Exercise —
In the records below, find each line containing the word "growth" and copy it.

Rows from a dataset —
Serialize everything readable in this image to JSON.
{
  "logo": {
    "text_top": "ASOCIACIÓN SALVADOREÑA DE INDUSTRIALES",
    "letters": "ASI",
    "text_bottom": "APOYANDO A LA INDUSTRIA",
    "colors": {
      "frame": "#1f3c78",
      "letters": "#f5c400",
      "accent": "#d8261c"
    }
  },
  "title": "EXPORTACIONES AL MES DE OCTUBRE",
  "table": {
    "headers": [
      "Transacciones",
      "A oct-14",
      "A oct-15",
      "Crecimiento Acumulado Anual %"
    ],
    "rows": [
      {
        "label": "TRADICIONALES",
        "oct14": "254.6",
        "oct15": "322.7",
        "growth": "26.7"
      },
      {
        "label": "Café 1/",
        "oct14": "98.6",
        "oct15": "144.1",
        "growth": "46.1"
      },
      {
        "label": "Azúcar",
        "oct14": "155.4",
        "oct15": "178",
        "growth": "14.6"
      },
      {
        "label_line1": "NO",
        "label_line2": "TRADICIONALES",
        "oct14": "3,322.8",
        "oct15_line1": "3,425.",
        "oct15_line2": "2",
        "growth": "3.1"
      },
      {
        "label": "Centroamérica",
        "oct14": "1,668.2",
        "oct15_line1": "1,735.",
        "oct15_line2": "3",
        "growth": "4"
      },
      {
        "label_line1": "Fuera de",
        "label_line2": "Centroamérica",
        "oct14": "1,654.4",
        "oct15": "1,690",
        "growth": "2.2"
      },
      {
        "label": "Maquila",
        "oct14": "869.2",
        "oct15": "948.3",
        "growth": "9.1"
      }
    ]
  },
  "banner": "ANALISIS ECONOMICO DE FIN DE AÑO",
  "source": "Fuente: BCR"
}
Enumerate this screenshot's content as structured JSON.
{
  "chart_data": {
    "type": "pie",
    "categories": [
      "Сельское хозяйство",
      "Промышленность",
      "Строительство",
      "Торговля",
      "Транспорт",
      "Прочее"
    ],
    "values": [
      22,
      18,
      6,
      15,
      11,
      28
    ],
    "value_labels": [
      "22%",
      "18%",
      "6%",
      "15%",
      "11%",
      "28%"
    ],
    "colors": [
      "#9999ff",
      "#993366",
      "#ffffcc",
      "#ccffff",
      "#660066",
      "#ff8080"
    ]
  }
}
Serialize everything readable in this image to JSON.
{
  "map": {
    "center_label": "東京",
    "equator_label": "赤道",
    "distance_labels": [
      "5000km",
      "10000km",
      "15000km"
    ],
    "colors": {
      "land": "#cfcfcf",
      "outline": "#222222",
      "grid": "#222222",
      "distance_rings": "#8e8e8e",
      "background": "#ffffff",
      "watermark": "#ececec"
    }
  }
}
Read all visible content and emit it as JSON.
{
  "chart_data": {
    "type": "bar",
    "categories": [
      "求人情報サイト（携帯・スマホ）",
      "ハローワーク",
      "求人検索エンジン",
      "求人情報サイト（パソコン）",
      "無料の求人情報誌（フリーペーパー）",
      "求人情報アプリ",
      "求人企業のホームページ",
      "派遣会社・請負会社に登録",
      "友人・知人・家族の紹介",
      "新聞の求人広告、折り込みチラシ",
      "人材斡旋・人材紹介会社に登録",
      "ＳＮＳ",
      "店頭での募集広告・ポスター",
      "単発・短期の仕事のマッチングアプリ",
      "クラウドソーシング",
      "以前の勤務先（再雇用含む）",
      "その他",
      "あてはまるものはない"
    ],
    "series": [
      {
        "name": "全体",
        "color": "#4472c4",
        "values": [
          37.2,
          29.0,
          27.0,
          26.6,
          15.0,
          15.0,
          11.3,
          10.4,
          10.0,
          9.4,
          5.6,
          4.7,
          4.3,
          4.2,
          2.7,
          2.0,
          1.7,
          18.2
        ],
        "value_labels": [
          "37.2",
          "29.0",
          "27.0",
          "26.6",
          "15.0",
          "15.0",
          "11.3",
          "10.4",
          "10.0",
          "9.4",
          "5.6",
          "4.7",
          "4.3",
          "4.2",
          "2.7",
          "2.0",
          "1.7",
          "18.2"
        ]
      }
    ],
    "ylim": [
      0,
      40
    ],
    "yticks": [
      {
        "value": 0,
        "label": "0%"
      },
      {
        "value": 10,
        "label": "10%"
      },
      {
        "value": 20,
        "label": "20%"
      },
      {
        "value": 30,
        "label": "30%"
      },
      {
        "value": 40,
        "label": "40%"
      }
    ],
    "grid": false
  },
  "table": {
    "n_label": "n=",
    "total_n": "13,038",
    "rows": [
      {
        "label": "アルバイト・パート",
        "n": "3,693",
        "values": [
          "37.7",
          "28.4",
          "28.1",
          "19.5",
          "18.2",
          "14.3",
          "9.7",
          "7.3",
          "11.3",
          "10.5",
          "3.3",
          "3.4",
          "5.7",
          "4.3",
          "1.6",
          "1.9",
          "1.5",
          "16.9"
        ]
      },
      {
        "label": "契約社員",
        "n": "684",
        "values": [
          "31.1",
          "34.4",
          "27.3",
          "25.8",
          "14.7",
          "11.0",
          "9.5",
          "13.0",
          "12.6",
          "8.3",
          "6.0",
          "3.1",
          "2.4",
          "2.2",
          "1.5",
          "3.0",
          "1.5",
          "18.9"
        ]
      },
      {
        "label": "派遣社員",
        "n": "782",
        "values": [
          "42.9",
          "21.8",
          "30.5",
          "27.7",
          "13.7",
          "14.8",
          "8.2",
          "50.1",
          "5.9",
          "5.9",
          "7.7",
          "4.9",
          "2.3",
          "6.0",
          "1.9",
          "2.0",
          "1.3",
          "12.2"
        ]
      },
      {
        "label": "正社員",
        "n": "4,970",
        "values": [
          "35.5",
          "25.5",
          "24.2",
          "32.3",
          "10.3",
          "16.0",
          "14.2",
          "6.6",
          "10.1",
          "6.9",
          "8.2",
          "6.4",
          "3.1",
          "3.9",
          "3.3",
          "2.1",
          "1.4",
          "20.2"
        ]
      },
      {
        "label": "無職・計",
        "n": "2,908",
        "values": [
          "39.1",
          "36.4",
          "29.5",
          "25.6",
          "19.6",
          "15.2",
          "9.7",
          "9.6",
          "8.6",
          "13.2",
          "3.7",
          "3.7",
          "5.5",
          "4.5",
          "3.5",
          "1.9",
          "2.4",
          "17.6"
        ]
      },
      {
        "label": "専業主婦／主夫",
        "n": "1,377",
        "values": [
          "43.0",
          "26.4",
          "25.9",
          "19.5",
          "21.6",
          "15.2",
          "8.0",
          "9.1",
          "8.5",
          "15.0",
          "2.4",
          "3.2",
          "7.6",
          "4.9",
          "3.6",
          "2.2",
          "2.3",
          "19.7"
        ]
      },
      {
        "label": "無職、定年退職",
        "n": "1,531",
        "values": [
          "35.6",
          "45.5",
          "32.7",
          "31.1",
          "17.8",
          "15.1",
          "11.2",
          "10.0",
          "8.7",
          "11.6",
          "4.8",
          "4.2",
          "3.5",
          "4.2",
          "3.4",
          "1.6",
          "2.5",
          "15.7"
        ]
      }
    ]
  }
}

Result —
        "growth": "26.7"
        "growth": "46.1"
        "growth": "14.6"
        "growth": "3.1"
        "growth": "4"
        "growth": "2.2"
        "growth": "9.1"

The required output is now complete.